──────── Text block
Chicago Indian Village
- Abbreviation: CIV
- Predecessor: Native American Committee (NAC)
- Formation: 1970; 56 years ago
- Founder: Michael Chosa
- Founded at: Chicago, Illinois
- Dissolved: 1972
- Type: advocacy organization
- Purpose: Affordable Housing, Native American civil rights, Native American self-determination
- Location(s): Wrigleyville neighborhood, Chicago Belmont Harbor Nike missile site, Des Plaines, Illinois Big Bend Lake Camp Seager (Naperville, Illinois) others;
- Region served: US Midwest
- Services: Native American housing advocacy
- Methods: occupation, protest
- Key people: Michael Chosa, Carol Warrington

= Chicago Indian Village =

Chicago Native American housing advocacy group

The Chicago Indian Village (CIV) was a short-lived American Indian affordable-housing protest group in and around Chicago, Illinois, in 1971–1972 that worked to raise awareness of and remedy poor living conditions for Native Americans in the Chicago area.

==Background==
The US government's Indian termination policy and Indian Relocation Act of 1956 encouraged and incentivized Native Americans to relocate to urban centers, and by 1969 Chicago was one of seven American cities with more than 10,000 Native American citizens.

In 1953, Native American leaders established the American Indian Center (AIC) of Chicago to provide social services and opportunities, youth and senior programs, and cultural and educational programs. In the late 1960s and early 1970s, a group of Native Americans, including members of the AIC, formed the Native American Committee (NAC). They believed Chicago's Native American community in general and the AIC in particular should re-direct many of its resources from community building and social events to education, self-determination, and poverty alleviation. Leaders of the NAC included Steve Fastwolf, Mike Chosa, Bill Whitehead, Helen Whitehead, Dennis Harper, Judith Harper, Norma Stealer, as well as Faith Smith, an assistant to AIC executive director, Robert Rietz. Chosa had been a student of twentieth-century Chicago-based community activist and theorist Saul Alinsky, author of the 1971 book Rules for Radicals: A Pragmatic Primer.
────────────────
──────── Dataset entries
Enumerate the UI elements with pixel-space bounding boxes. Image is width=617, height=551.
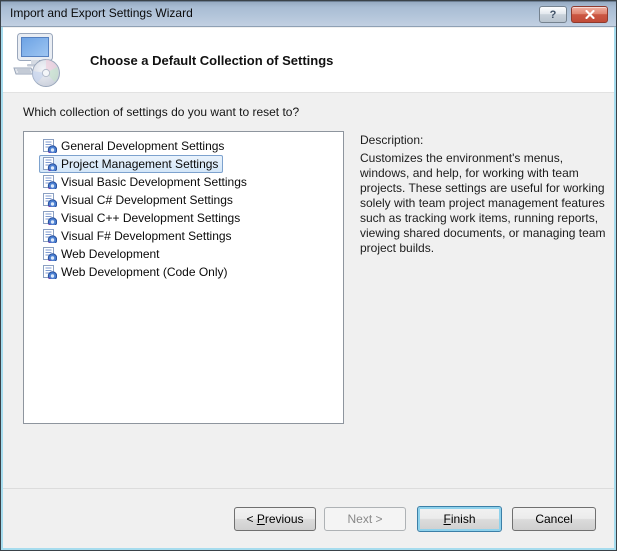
list-item-label: Web Development (Code Only) [61, 265, 228, 279]
list-item[interactable]: Visual C++ Development Settings [39, 209, 343, 227]
list-item[interactable]: Web Development [39, 245, 343, 263]
list-item[interactable]: Visual C# Development Settings [39, 191, 343, 209]
settings-icon [42, 229, 57, 243]
settings-icon [42, 175, 57, 189]
computer-cd-icon [13, 33, 60, 87]
list-item-selected[interactable]: Project Management Settings [39, 155, 343, 173]
page-title: Choose a Default Collection of Settings [90, 53, 334, 68]
previous-label-mnemonic: P [256, 512, 265, 526]
cancel-button[interactable]: Cancel [512, 507, 596, 531]
list-item-label: General Development Settings [61, 139, 225, 153]
previous-label-prefix: < [246, 512, 257, 526]
titlebar-buttons: ? [539, 6, 608, 23]
settings-icon [42, 157, 57, 171]
list-item-label: Web Development [61, 247, 160, 261]
footer-divider [2, 488, 615, 489]
list-item-label: Visual Basic Development Settings [61, 175, 247, 189]
settings-listbox[interactable]: General Development Settings Project Man… [23, 131, 344, 424]
title-bar[interactable]: Import and Export Settings Wizard ? [1, 1, 616, 27]
cancel-label: Cancel [535, 512, 573, 526]
settings-icon [42, 247, 57, 261]
list-item-label: Project Management Settings [61, 157, 219, 171]
list-item[interactable]: Visual Basic Development Settings [39, 173, 343, 191]
finish-button[interactable]: Finish [417, 506, 502, 532]
wizard-header: Choose a Default Collection of Settings [2, 28, 615, 93]
description-heading: Description: [360, 133, 424, 147]
help-button[interactable]: ? [539, 6, 567, 23]
settings-icon [42, 265, 57, 279]
list-item-label: Visual F# Development Settings [61, 229, 232, 243]
question-label: Which collection of settings do you want… [23, 105, 300, 119]
list-item-label: Visual C# Development Settings [61, 193, 233, 207]
wizard-window: Import and Export Settings Wizard ? Choo… [0, 0, 617, 551]
close-button[interactable] [571, 6, 608, 23]
next-button[interactable]: Next > [324, 507, 406, 531]
previous-button[interactable]: < Previous [234, 507, 316, 531]
settings-icon [42, 193, 57, 207]
next-label: Next > [347, 512, 383, 526]
window-title: Import and Export Settings Wizard [10, 6, 193, 20]
finish-label-rest: inish [450, 512, 476, 526]
description-text: Customizes the environment's menus, wind… [360, 151, 606, 255]
settings-icon [42, 139, 57, 153]
list-item[interactable]: Web Development (Code Only) [39, 263, 343, 281]
settings-icon [42, 211, 57, 225]
previous-label-rest: revious [264, 512, 304, 526]
finish-label-mnemonic: F [443, 512, 451, 526]
description-panel: Description: Customizes the environment'… [360, 133, 610, 256]
list-item-label: Visual C++ Development Settings [61, 211, 241, 225]
close-icon [584, 10, 595, 19]
list-item[interactable]: General Development Settings [39, 137, 343, 155]
list-item[interactable]: Visual F# Development Settings [39, 227, 343, 245]
help-icon: ? [549, 8, 557, 21]
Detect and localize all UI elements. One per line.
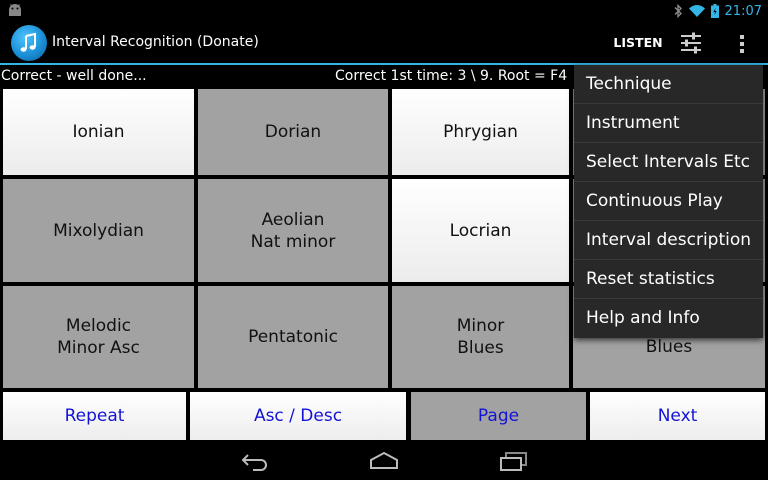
scale-button-melodic-minor-asc[interactable]: Melodic Minor Asc bbox=[3, 286, 194, 388]
listen-button[interactable]: LISTEN bbox=[608, 32, 668, 54]
sliders-icon bbox=[681, 32, 701, 54]
menu-item-select-intervals[interactable]: Select Intervals Etc bbox=[574, 143, 763, 182]
scale-button-dorian[interactable]: Dorian bbox=[198, 89, 388, 175]
wifi-icon bbox=[688, 4, 705, 17]
scale-button-phrygian[interactable]: Phrygian bbox=[392, 89, 569, 175]
sliders-button[interactable] bbox=[672, 26, 710, 60]
overflow-icon bbox=[740, 35, 744, 53]
asc-desc-button[interactable]: Asc / Desc bbox=[190, 392, 406, 440]
menu-item-continuous-play[interactable]: Continuous Play bbox=[574, 182, 763, 221]
bluetooth-icon bbox=[674, 4, 682, 18]
scale-button-mixolydian[interactable]: Mixolydian bbox=[3, 179, 194, 282]
score-summary: Correct 1st time: 3 \ 9. Root = F4 bbox=[335, 68, 568, 84]
menu-item-reset-statistics[interactable]: Reset statistics bbox=[574, 260, 763, 299]
battery-icon bbox=[710, 4, 719, 18]
scale-button-ionian[interactable]: Ionian bbox=[3, 89, 194, 175]
menu-item-help-info[interactable]: Help and Info bbox=[574, 299, 763, 338]
next-button[interactable]: Next bbox=[590, 392, 765, 440]
scale-button-minor-blues[interactable]: Minor Blues bbox=[392, 286, 569, 388]
menu-item-technique[interactable]: Technique bbox=[574, 65, 763, 104]
repeat-button[interactable]: Repeat bbox=[3, 392, 186, 440]
page-button[interactable]: Page bbox=[411, 392, 586, 440]
overflow-menu: Technique Instrument Select Intervals Et… bbox=[574, 65, 763, 338]
scale-button-aeolian[interactable]: Aeolian Nat minor bbox=[198, 179, 388, 282]
scale-button-locrian[interactable]: Locrian bbox=[392, 179, 569, 282]
back-icon[interactable] bbox=[239, 450, 271, 472]
menu-item-interval-description[interactable]: Interval description bbox=[574, 221, 763, 260]
scale-button-pentatonic[interactable]: Pentatonic bbox=[198, 286, 388, 388]
recent-apps-icon[interactable] bbox=[498, 450, 530, 472]
android-icon bbox=[9, 4, 21, 16]
home-icon[interactable] bbox=[368, 450, 400, 472]
status-time: 21:07 bbox=[724, 3, 762, 19]
menu-item-instrument[interactable]: Instrument bbox=[574, 104, 763, 143]
result-message: Correct - well done... bbox=[1, 68, 147, 84]
status-bar: 21:07 bbox=[0, 0, 768, 22]
app-title: Interval Recognition (Donate) bbox=[52, 34, 259, 50]
overflow-menu-button[interactable] bbox=[730, 26, 754, 60]
app-icon[interactable] bbox=[11, 25, 47, 61]
music-note-icon bbox=[20, 32, 36, 52]
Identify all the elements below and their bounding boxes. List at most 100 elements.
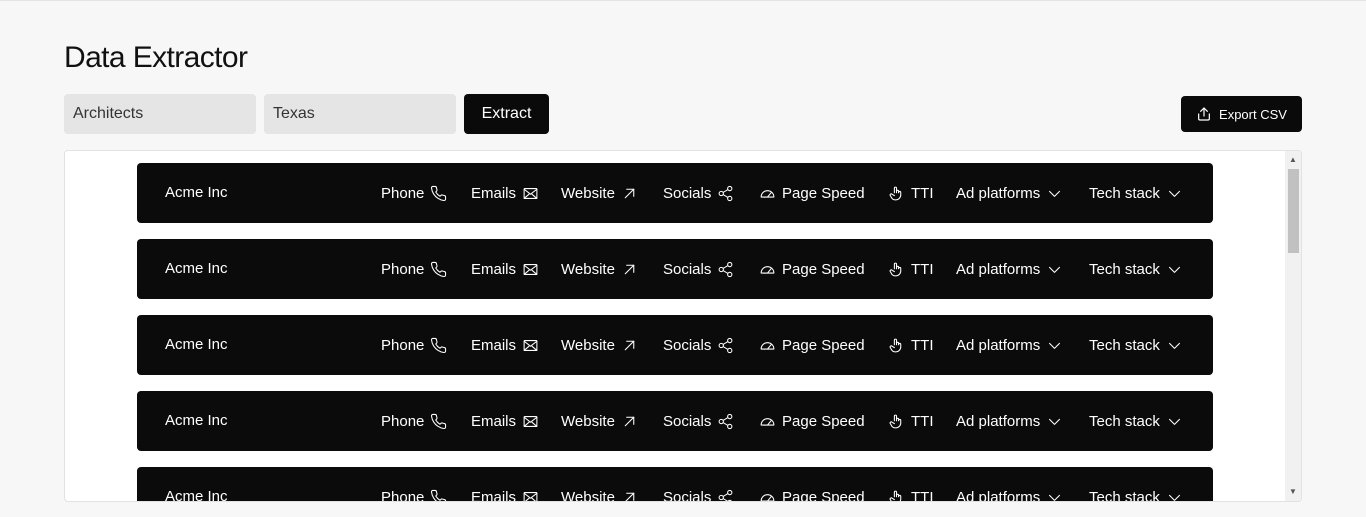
hand-pointer-icon — [889, 338, 902, 352]
tech-stack-label: Tech stack — [1089, 336, 1160, 354]
tti-cell[interactable]: TTI — [888, 391, 934, 451]
tech-stack-label: Tech stack — [1089, 184, 1160, 202]
phone-icon — [431, 413, 447, 429]
emails-cell[interactable]: Emails — [471, 239, 539, 299]
phone-cell[interactable]: Phone — [381, 391, 447, 451]
location-input[interactable] — [264, 94, 456, 134]
tech-stack-dropdown[interactable]: Tech stack — [1089, 315, 1183, 375]
ad-platforms-dropdown[interactable]: Ad platforms — [956, 391, 1063, 451]
ad-platforms-dropdown[interactable]: Ad platforms — [956, 239, 1063, 299]
chevron-down-icon — [1168, 342, 1180, 349]
scroll-down-arrow[interactable]: ▼ — [1285, 485, 1301, 499]
scrollbar[interactable]: ▲ ▼ — [1285, 151, 1301, 501]
phone-label: Phone — [381, 184, 425, 202]
company-name: Acme Inc — [165, 260, 228, 277]
website-cell[interactable]: Website — [561, 163, 638, 223]
emails-label: Emails — [471, 488, 517, 502]
tti-cell[interactable]: TTI — [888, 163, 934, 223]
page-speed-cell[interactable]: Page Speed — [759, 163, 865, 223]
page-speed-cell[interactable]: Page Speed — [759, 467, 865, 502]
scroll-up-arrow[interactable]: ▲ — [1285, 153, 1301, 167]
ad-platforms-label: Ad platforms — [956, 488, 1041, 502]
emails-cell[interactable]: Emails — [471, 467, 539, 502]
results-panel[interactable]: Acme Inc Phone Emails Website Socials Pa… — [64, 150, 1302, 502]
company-name: Acme Inc — [165, 336, 228, 353]
page-speed-label: Page Speed — [782, 488, 865, 502]
phone-cell[interactable]: Phone — [381, 163, 447, 223]
website-cell[interactable]: Website — [561, 239, 638, 299]
website-cell[interactable]: Website — [561, 391, 638, 451]
hand-pointer-icon — [889, 186, 902, 200]
tech-stack-label: Tech stack — [1089, 260, 1160, 278]
speedometer-icon — [760, 265, 775, 274]
emails-label: Emails — [471, 412, 517, 430]
tech-stack-dropdown[interactable]: Tech stack — [1089, 467, 1183, 501]
tti-label: TTI — [911, 260, 934, 278]
arrow-up-right-icon — [624, 416, 635, 426]
chevron-down-icon — [1168, 418, 1180, 425]
emails-cell[interactable]: Emails — [471, 315, 539, 375]
socials-cell[interactable]: Socials — [663, 239, 734, 299]
chevron-down-icon — [1168, 190, 1180, 197]
phone-icon — [431, 489, 447, 501]
share-icon — [718, 489, 733, 501]
socials-cell[interactable]: Socials — [663, 467, 734, 502]
extract-button[interactable]: Extract — [464, 94, 549, 134]
emails-label: Emails — [471, 184, 517, 202]
page-speed-cell[interactable]: Page Speed — [759, 391, 865, 451]
website-label: Website — [561, 488, 615, 502]
share-icon — [718, 337, 733, 353]
tti-cell[interactable]: TTI — [888, 239, 934, 299]
chevron-down-icon — [1049, 342, 1061, 349]
result-row: Acme Inc Phone Emails Website Socials Pa… — [137, 239, 1213, 299]
page-speed-cell[interactable]: Page Speed — [759, 315, 865, 375]
tti-label: TTI — [911, 488, 934, 502]
tech-stack-dropdown[interactable]: Tech stack — [1089, 239, 1183, 299]
phone-label: Phone — [381, 412, 425, 430]
page-speed-label: Page Speed — [782, 412, 865, 430]
result-row: Acme Inc Phone Emails Website Socials Pa… — [137, 163, 1213, 223]
ad-platforms-dropdown[interactable]: Ad platforms — [956, 163, 1063, 223]
phone-cell[interactable]: Phone — [381, 315, 447, 375]
emails-cell[interactable]: Emails — [471, 391, 539, 451]
socials-label: Socials — [663, 488, 712, 502]
mail-icon — [523, 339, 538, 351]
emails-cell[interactable]: Emails — [471, 163, 539, 223]
ad-platforms-label: Ad platforms — [956, 184, 1041, 202]
page-speed-cell[interactable]: Page Speed — [759, 239, 865, 299]
phone-cell[interactable]: Phone — [381, 467, 447, 501]
socials-label: Socials — [663, 336, 712, 354]
phone-label: Phone — [381, 260, 425, 278]
tech-stack-dropdown[interactable]: Tech stack — [1089, 391, 1183, 451]
emails-label: Emails — [471, 336, 517, 354]
tti-label: TTI — [911, 412, 934, 430]
query-input[interactable] — [64, 94, 256, 134]
socials-cell[interactable]: Socials — [663, 391, 734, 451]
company-name: Acme Inc — [165, 488, 228, 502]
scrollbar-thumb[interactable] — [1288, 169, 1299, 253]
tti-label: TTI — [911, 336, 934, 354]
export-icon — [1198, 107, 1210, 121]
phone-icon — [431, 261, 447, 277]
tech-stack-dropdown[interactable]: Tech stack — [1089, 163, 1183, 223]
socials-label: Socials — [663, 184, 712, 202]
mail-icon — [523, 415, 538, 427]
phone-cell[interactable]: Phone — [381, 239, 447, 299]
ad-platforms-dropdown[interactable]: Ad platforms — [956, 315, 1063, 375]
export-csv-button[interactable]: Export CSV — [1181, 96, 1302, 132]
tti-cell[interactable]: TTI — [888, 315, 934, 375]
socials-cell[interactable]: Socials — [663, 315, 734, 375]
chevron-down-icon — [1049, 190, 1061, 197]
socials-cell[interactable]: Socials — [663, 163, 734, 223]
mail-icon — [523, 263, 538, 275]
arrow-up-right-icon — [624, 492, 635, 501]
tti-cell[interactable]: TTI — [888, 467, 934, 502]
website-cell[interactable]: Website — [561, 315, 638, 375]
phone-icon — [431, 185, 447, 201]
share-icon — [718, 413, 733, 429]
ad-platforms-dropdown[interactable]: Ad platforms — [956, 467, 1063, 502]
website-cell[interactable]: Website — [561, 467, 638, 502]
speedometer-icon — [760, 189, 775, 198]
mail-icon — [523, 187, 538, 199]
socials-label: Socials — [663, 412, 712, 430]
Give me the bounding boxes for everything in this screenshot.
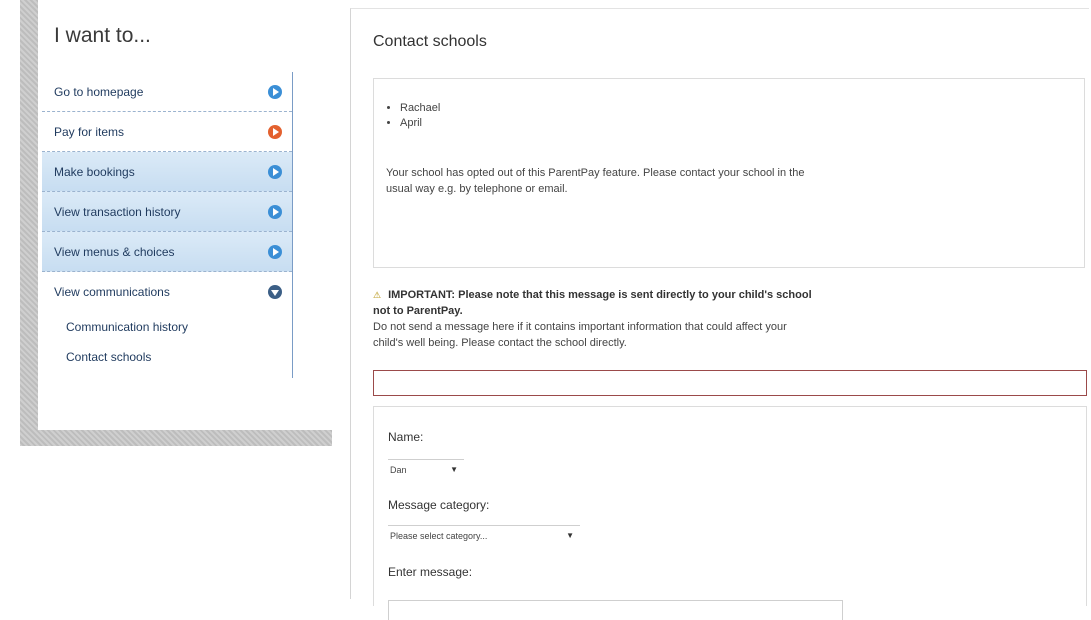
────────────────
## Set of tasks
a) According to the Chicago Indian Village text, in what year did Native American leaders establish the American Indian Center of Chicago?
b) Transcribe the Chicago Indian Village text word for word from "The Chicago Indian" to "the Chicago area.".
Work only from the Chicago Indian Village text.

## The responses
a) 1953

b)
The Chicago Indian Village (CIV) was a short-lived American Indian affordable-housing protest group in and around Chicago, Illinois, in 1971–1972 that worked to raise awareness of and remedy poor living conditions for Native Americans in the Chicago area.